▶ [Exercise goal]:
In the records that follow, show each line where the word "highlight" is present.

— Start Dataset excerpts —

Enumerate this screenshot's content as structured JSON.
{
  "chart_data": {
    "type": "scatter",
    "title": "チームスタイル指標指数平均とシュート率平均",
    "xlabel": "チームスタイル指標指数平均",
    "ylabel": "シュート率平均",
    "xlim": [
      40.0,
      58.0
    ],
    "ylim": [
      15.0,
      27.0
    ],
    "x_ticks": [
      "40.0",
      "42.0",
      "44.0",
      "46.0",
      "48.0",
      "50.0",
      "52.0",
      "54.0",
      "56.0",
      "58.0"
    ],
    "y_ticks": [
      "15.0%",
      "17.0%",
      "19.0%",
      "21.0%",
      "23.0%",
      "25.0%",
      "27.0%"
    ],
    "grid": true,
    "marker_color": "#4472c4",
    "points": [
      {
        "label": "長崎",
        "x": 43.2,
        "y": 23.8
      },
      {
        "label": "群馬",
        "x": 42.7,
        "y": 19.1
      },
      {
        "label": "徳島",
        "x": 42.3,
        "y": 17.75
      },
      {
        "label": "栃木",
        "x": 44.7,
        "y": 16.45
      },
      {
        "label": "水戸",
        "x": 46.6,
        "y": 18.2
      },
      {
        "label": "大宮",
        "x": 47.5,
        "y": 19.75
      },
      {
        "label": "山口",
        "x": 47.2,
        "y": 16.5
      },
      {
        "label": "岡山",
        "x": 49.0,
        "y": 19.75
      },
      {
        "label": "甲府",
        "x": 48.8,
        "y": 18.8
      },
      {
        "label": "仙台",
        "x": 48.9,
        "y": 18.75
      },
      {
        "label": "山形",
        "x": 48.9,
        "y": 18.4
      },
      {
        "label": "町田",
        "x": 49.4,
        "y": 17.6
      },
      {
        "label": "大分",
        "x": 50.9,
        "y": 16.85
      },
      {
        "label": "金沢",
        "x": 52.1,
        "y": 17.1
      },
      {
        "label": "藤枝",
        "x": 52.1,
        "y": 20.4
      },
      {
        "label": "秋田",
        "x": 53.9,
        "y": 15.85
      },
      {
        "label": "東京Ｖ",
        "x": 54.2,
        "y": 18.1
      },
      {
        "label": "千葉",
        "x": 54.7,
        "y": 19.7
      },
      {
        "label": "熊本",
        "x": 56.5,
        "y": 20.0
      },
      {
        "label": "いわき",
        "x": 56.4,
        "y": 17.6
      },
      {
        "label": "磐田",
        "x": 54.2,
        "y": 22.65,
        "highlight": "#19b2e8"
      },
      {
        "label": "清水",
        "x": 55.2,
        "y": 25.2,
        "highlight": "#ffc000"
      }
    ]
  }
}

— End Dataset excerpts —

▶ [Result below]:
        "highlight": "#19b2e8"
        "highlight": "#ffc000"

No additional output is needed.